EXERCISE DIRECTIONS: No images are to be carried over; print all other material exactly as it stands.

ENTRIES SHOWN:
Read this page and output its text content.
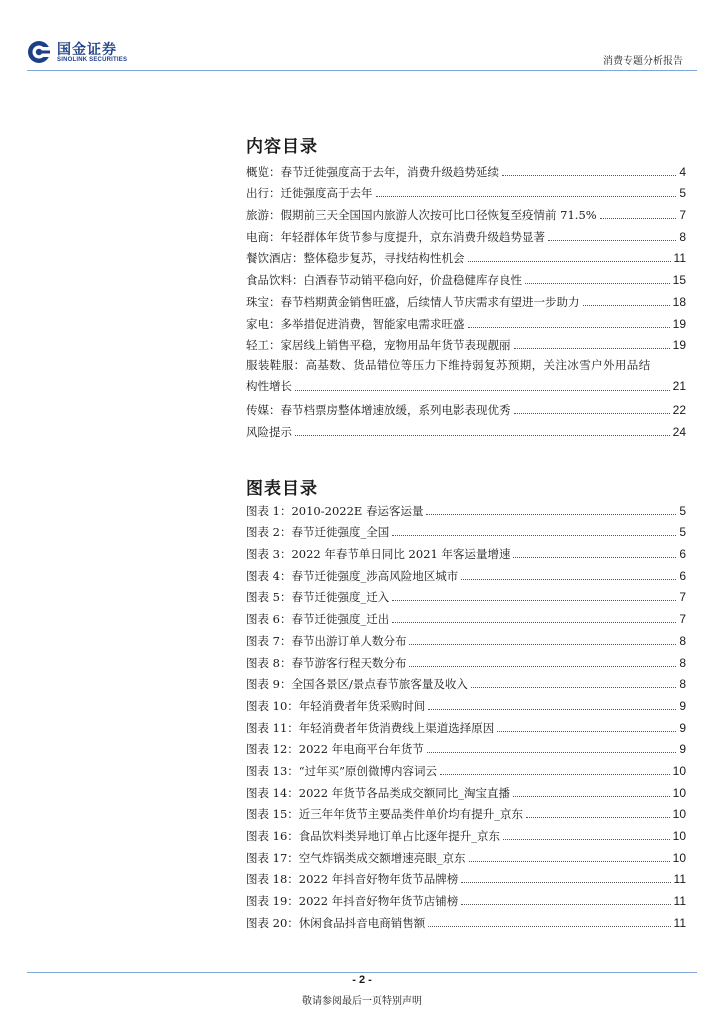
国金证券
SINOLINK SECURITIES	消费专题分析报告
内容目录
概览：春节迁徙强度高于去年，消费升级趋势延续	4
出行：迁徙强度高于去年	5
旅游：假期前三天全国国内旅游人次按可比口径恢复至疫情前 71.5%	7
电商：年轻群体年货节参与度提升，京东消费升级趋势显著	8
餐饮酒店：整体稳步复苏，寻找结构性机会	11
食品饮料：白酒春节动销平稳向好，价盘稳健库存良性	15
珠宝：春节档期黄金销售旺盛，后续情人节庆需求有望进一步助力	18
家电：多举措促进消费，智能家电需求旺盛	19
轻工：家居线上销售平稳，宠物用品年货节表现靓丽	19
服装鞋服：高基数、货品错位等压力下维持弱复苏预期，关注冰雪户外用品结
构性增长	21
传媒：春节档票房整体增速放缓，系列电影表现优秀	22
风险提示	24
图表目录
图表 1：2010-2022E 春运客运量	5
图表 2：春节迁徙强度_全国	5
图表 3：2022 年春节单日同比 2021 年客运量增速	6
图表 4：春节迁徙强度_涉高风险地区城市	6
图表 5：春节迁徙强度_迁入	7
图表 6：春节迁徙强度_迁出	7
图表 7：春节出游订单人数分布	8
图表 8：春节游客行程天数分布	8
图表 9：全国各景区/景点春节旅客量及收入	8
图表 10：年轻消费者年货采购时间	9
图表 11：年轻消费者年货消费线上渠道选择原因	9
图表 12：2022 年电商平台年货节	9
图表 13：“过年买”原创微博内容词云	10
图表 14：2022 年货节各品类成交额同比_淘宝直播	10
图表 15：近三年年货节主要品类件单价均有提升_京东	10
图表 16：食品饮料类异地订单占比逐年提升_京东	10
图表 17：空气炸锅类成交额增速亮眼_京东	10
图表 18：2022 年抖音好物年货节品牌榜	11
图表 19：2022 年抖音好物年货节店铺榜	11
图表 20：休闲食品抖音电商销售额	11
- 2 -
敬请参阅最后一页特别声明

RESPONSE TO THE TASK:
Read this page and output its text content.
国金证券
SINOLINK SECURITIES	消费专题分析报告
内容目录
概览：春节迁徙强度高于去年，消费升级趋势延续	4
出行：迁徙强度高于去年	5
旅游：假期前三天全国国内旅游人次按可比口径恢复至疫情前 71.5%	7
电商：年轻群体年货节参与度提升，京东消费升级趋势显著	8
餐饮酒店：整体稳步复苏，寻找结构性机会	11
食品饮料：白酒春节动销平稳向好，价盘稳健库存良性	15
珠宝：春节档期黄金销售旺盛，后续情人节庆需求有望进一步助力	18
家电：多举措促进消费，智能家电需求旺盛	19
轻工：家居线上销售平稳，宠物用品年货节表现靓丽	19
服装鞋服：高基数、货品错位等压力下维持弱复苏预期，关注冰雪户外用品结
构性增长	21
传媒：春节档票房整体增速放缓，系列电影表现优秀	22
风险提示	24
图表目录
图表 1：2010-2022E 春运客运量	5
图表 2：春节迁徙强度_全国	5
图表 3：2022 年春节单日同比 2021 年客运量增速	6
图表 4：春节迁徙强度_涉高风险地区城市	6
图表 5：春节迁徙强度_迁入	7
图表 6：春节迁徙强度_迁出	7
图表 7：春节出游订单人数分布	8
图表 8：春节游客行程天数分布	8
图表 9：全国各景区/景点春节旅客量及收入	8
图表 10：年轻消费者年货采购时间	9
图表 11：年轻消费者年货消费线上渠道选择原因	9
图表 12：2022 年电商平台年货节	9
图表 13：“过年买”原创微博内容词云	10
图表 14：2022 年货节各品类成交额同比_淘宝直播	10
图表 15：近三年年货节主要品类件单价均有提升_京东	10
图表 16：食品饮料类异地订单占比逐年提升_京东	10
图表 17：空气炸锅类成交额增速亮眼_京东	10
图表 18：2022 年抖音好物年货节品牌榜	11
图表 19：2022 年抖音好物年货节店铺榜	11
图表 20：休闲食品抖音电商销售额	11
- 2 -
敬请参阅最后一页特别声明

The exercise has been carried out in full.